Write out all of the entries exactly as given.
____ ENTRIES
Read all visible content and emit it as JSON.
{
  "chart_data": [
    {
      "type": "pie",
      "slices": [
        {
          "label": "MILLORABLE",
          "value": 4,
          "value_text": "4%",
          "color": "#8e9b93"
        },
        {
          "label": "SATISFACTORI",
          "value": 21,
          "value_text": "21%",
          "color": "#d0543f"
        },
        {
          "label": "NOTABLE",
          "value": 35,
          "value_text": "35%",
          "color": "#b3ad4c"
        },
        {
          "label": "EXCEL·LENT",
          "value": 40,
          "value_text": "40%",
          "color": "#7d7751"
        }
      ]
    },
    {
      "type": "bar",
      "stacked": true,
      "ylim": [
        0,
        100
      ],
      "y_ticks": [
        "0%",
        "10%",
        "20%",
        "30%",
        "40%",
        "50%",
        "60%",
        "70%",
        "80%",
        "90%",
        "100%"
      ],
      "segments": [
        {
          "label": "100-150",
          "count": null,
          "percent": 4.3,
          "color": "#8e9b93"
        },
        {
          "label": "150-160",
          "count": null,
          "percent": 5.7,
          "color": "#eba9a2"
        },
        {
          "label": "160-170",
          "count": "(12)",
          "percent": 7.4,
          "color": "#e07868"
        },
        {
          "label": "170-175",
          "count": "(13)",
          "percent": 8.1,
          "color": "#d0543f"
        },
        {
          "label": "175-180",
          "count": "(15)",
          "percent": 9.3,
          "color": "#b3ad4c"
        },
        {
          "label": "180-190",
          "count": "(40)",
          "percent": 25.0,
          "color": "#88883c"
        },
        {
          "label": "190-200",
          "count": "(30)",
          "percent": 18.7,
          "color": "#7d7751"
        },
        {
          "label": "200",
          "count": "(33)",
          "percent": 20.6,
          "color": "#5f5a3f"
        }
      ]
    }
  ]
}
________
_REPLY_
Read all visible content and emit it as JSON.
{
  "chart_data": [
    {
      "type": "pie",
      "slices": [
        {
          "label": "MILLORABLE",
          "value": 4,
          "value_text": "4%",
          "color": "#8e9b93"
        },
        {
          "label": "SATISFACTORI",
          "value": 21,
          "value_text": "21%",
          "color": "#d0543f"
        },
        {
          "label": "NOTABLE",
          "value": 35,
          "value_text": "35%",
          "color": "#b3ad4c"
        },
        {
          "label": "EXCEL·LENT",
          "value": 40,
          "value_text": "40%",
          "color": "#7d7751"
        }
      ]
    },
    {
      "type": "bar",
      "stacked": true,
      "ylim": [
        0,
        100
      ],
      "y_ticks": [
        "0%",
        "10%",
        "20%",
        "30%",
        "40%",
        "50%",
        "60%",
        "70%",
        "80%",
        "90%",
        "100%"
      ],
      "segments": [
        {
          "label": "100-150",
          "count": null,
          "percent": 4.3,
          "color": "#8e9b93"
        },
        {
          "label": "150-160",
          "count": null,
          "percent": 5.7,
          "color": "#eba9a2"
        },
        {
          "label": "160-170",
          "count": "(12)",
          "percent": 7.4,
          "color": "#e07868"
        },
        {
          "label": "170-175",
          "count": "(13)",
          "percent": 8.1,
          "color": "#d0543f"
        },
        {
          "label": "175-180",
          "count": "(15)",
          "percent": 9.3,
          "color": "#b3ad4c"
        },
        {
          "label": "180-190",
          "count": "(40)",
          "percent": 25.0,
          "color": "#88883c"
        },
        {
          "label": "190-200",
          "count": "(30)",
          "percent": 18.7,
          "color": "#7d7751"
        },
        {
          "label": "200",
          "count": "(33)",
          "percent": 20.6,
          "color": "#5f5a3f"
        }
      ]
    }
  ]
}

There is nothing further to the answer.